---------- Data listing ----------

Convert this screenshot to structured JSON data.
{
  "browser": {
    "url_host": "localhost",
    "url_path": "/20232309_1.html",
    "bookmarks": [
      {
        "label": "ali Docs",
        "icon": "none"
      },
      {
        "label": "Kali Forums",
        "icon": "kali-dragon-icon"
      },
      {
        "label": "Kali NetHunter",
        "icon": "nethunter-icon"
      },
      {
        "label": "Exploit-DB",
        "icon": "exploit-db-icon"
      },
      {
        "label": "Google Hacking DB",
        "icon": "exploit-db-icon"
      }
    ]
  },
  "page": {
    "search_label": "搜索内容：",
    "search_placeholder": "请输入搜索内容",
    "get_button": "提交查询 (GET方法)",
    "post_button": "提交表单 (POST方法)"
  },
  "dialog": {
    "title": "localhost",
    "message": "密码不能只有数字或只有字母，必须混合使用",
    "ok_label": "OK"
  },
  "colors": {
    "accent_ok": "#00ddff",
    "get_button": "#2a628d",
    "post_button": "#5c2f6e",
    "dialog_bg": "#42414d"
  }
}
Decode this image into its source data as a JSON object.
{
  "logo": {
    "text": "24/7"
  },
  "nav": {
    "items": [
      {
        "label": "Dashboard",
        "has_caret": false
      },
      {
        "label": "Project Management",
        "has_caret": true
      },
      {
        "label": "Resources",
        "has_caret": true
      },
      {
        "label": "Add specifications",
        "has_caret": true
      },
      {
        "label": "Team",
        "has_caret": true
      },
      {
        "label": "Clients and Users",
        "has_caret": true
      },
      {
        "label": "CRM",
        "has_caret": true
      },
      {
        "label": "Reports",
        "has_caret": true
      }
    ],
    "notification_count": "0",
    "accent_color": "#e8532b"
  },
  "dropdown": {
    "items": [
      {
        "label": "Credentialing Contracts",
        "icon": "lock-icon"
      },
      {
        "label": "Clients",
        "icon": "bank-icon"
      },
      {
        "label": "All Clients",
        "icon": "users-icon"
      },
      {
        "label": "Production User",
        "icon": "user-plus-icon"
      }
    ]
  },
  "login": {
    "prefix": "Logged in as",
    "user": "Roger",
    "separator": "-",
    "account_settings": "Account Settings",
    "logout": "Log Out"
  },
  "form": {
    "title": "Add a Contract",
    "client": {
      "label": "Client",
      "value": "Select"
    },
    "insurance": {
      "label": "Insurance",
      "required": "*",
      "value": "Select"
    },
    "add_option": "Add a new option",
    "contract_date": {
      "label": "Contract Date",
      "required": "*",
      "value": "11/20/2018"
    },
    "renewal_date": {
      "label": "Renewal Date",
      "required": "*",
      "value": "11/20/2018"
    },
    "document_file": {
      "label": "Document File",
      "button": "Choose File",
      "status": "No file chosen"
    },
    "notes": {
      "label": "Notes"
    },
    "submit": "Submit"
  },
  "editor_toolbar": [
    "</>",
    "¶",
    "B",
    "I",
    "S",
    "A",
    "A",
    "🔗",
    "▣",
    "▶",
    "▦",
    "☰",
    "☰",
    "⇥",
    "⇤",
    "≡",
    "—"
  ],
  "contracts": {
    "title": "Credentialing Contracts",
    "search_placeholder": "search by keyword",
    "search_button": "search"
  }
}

----------

Go through the listing and print each line exactly as it appears.

Convert this screenshot to structured JSON data.
{
  "browser": {
    "url_host": "localhost",
    "url_path": "/20232309_1.html",
    "bookmarks": [
      {
        "label": "ali Docs",
        "icon": "none"
      },
      {
        "label": "Kali Forums",
        "icon": "kali-dragon-icon"
      },
      {
        "label": "Kali NetHunter",
        "icon": "nethunter-icon"
      },
      {
        "label": "Exploit-DB",
        "icon": "exploit-db-icon"
      },
      {
        "label": "Google Hacking DB",
        "icon": "exploit-db-icon"
      }
    ]
  },
  "page": {
    "search_label": "搜索内容：",
    "search_placeholder": "请输入搜索内容",
    "get_button": "提交查询 (GET方法)",
    "post_button": "提交表单 (POST方法)"
  },
  "dialog": {
    "title": "localhost",
    "message": "密码不能只有数字或只有字母，必须混合使用",
    "ok_label": "OK"
  },
  "colors": {
    "accent_ok": "#00ddff",
    "get_button": "#2a628d",
    "post_button": "#5c2f6e",
    "dialog_bg": "#42414d"
  }
}
Decode this image into its source data as a JSON object.
{
  "logo": {
    "text": "24/7"
  },
  "nav": {
    "items": [
      {
        "label": "Dashboard",
        "has_caret": false
      },
      {
        "label": "Project Management",
        "has_caret": true
      },
      {
        "label": "Resources",
        "has_caret": true
      },
      {
        "label": "Add specifications",
        "has_caret": true
      },
      {
        "label": "Team",
        "has_caret": true
      },
      {
        "label": "Clients and Users",
        "has_caret": true
      },
      {
        "label": "CRM",
        "has_caret": true
      },
      {
        "label": "Reports",
        "has_caret": true
      }
    ],
    "notification_count": "0",
    "accent_color": "#e8532b"
  },
  "dropdown": {
    "items": [
      {
        "label": "Credentialing Contracts",
        "icon": "lock-icon"
      },
      {
        "label": "Clients",
        "icon": "bank-icon"
      },
      {
        "label": "All Clients",
        "icon": "users-icon"
      },
      {
        "label": "Production User",
        "icon": "user-plus-icon"
      }
    ]
  },
  "login": {
    "prefix": "Logged in as",
    "user": "Roger",
    "separator": "-",
    "account_settings": "Account Settings",
    "logout": "Log Out"
  },
  "form": {
    "title": "Add a Contract",
    "client": {
      "label": "Client",
      "value": "Select"
    },
    "insurance": {
      "label": "Insurance",
      "required": "*",
      "value": "Select"
    },
    "add_option": "Add a new option",
    "contract_date": {
      "label": "Contract Date",
      "required": "*",
      "value": "11/20/2018"
    },
    "renewal_date": {
      "label": "Renewal Date",
      "required": "*",
      "value": "11/20/2018"
    },
    "document_file": {
      "label": "Document File",
      "button": "Choose File",
      "status": "No file chosen"
    },
    "notes": {
      "label": "Notes"
    },
    "submit": "Submit"
  },
  "editor_toolbar": [
    "</>",
    "¶",
    "B",
    "I",
    "S",
    "A",
    "A",
    "🔗",
    "▣",
    "▶",
    "▦",
    "☰",
    "☰",
    "⇥",
    "⇤",
    "≡",
    "—"
  ],
  "contracts": {
    "title": "Credentialing Contracts",
    "search_placeholder": "search by keyword",
    "search_button": "search"
  }
}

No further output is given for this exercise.